Goal:
Below is a listing. Gather each line of it that contains "color".

Rows from a figure dataset:
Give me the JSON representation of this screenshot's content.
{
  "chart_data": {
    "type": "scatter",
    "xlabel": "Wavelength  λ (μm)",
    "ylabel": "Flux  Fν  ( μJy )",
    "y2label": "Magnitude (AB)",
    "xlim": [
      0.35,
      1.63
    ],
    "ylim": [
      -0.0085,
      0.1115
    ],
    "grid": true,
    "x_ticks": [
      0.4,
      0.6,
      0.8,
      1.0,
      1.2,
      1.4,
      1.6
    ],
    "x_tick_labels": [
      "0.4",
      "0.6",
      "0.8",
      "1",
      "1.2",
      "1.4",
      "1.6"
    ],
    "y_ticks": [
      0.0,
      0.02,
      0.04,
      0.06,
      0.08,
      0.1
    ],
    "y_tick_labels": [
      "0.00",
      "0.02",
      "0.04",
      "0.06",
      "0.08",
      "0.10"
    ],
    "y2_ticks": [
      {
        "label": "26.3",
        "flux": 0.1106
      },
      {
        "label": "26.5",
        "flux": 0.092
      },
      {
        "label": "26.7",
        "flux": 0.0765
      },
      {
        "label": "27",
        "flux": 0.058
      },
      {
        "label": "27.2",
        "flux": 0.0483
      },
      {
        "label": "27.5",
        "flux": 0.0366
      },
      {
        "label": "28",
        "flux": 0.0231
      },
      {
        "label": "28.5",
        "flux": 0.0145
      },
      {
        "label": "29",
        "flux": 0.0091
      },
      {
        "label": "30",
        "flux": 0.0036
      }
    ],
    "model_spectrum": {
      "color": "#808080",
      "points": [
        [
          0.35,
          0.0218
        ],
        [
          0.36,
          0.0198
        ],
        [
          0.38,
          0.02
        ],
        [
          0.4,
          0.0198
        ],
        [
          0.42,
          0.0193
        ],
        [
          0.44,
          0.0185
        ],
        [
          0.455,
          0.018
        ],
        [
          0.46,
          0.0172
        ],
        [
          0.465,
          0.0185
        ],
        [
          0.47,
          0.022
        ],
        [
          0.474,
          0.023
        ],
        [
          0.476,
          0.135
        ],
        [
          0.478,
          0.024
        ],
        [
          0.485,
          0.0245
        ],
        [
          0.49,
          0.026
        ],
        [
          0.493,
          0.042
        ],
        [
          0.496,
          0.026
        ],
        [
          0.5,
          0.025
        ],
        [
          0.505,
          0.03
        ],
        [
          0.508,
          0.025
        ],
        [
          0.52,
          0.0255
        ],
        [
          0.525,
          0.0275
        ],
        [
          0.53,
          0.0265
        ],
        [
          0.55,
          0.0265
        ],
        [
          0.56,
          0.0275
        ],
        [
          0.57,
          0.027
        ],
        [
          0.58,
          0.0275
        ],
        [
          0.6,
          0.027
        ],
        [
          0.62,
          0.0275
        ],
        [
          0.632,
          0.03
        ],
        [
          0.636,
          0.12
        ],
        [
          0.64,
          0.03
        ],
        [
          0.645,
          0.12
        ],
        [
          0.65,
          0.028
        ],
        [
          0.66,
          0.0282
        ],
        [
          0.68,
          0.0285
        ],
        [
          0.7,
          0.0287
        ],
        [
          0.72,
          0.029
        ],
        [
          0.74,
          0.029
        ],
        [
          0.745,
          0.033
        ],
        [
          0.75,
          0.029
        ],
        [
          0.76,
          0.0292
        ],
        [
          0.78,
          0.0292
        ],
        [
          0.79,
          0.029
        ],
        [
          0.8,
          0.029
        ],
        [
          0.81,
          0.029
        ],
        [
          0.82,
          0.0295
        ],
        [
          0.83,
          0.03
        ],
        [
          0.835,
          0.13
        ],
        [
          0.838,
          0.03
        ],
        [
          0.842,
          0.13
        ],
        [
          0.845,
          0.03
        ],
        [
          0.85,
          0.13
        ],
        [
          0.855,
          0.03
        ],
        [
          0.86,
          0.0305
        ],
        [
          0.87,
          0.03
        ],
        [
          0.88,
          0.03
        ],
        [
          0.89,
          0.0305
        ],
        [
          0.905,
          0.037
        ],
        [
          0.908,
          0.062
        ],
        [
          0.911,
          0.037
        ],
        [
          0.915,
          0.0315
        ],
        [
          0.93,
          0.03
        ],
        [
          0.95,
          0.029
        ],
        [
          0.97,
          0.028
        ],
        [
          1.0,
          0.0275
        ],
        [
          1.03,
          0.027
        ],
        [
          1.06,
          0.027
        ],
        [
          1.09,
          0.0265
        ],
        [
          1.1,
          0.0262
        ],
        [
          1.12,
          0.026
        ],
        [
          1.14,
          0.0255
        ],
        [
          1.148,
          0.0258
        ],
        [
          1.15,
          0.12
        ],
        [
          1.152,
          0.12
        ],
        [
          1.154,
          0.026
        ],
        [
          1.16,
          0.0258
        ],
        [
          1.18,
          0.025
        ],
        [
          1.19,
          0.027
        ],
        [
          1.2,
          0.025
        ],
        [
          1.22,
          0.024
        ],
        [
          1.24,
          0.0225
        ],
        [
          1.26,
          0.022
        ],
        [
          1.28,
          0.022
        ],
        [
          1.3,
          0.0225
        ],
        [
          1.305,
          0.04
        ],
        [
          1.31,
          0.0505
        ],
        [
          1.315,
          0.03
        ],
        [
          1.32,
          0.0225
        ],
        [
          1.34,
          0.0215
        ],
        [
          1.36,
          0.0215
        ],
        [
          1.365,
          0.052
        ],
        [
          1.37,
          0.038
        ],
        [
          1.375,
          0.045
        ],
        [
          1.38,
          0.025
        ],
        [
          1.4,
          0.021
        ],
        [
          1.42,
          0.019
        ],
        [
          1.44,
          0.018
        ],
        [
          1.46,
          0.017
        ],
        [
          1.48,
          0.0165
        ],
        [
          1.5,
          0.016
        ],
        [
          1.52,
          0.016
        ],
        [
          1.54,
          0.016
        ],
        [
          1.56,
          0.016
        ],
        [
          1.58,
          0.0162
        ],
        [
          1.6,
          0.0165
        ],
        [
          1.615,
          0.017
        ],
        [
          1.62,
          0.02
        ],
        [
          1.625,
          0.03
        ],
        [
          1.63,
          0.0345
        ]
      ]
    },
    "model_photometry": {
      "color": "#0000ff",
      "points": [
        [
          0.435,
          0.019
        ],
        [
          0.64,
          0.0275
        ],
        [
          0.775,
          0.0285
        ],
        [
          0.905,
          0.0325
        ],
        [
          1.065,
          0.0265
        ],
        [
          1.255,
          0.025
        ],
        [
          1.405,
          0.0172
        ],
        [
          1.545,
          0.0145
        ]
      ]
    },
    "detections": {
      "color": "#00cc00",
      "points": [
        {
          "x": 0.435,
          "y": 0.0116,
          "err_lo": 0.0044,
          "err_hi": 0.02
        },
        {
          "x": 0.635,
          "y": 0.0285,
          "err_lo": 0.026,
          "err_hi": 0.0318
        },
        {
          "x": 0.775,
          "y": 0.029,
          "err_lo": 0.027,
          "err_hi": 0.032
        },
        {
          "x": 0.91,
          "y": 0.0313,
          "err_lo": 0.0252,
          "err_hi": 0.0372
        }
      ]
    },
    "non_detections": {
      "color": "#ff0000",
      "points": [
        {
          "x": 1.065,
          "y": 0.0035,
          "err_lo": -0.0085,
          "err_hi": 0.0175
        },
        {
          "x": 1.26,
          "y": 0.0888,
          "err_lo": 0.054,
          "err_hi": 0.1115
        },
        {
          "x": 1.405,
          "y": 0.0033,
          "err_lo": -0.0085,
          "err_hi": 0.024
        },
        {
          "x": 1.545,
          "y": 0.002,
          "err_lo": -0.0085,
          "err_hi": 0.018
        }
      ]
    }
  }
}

Reply to the exercise:
      "color": "#808080",
      "color": "#0000ff",
      "color": "#00cc00",
      "color": "#ff0000",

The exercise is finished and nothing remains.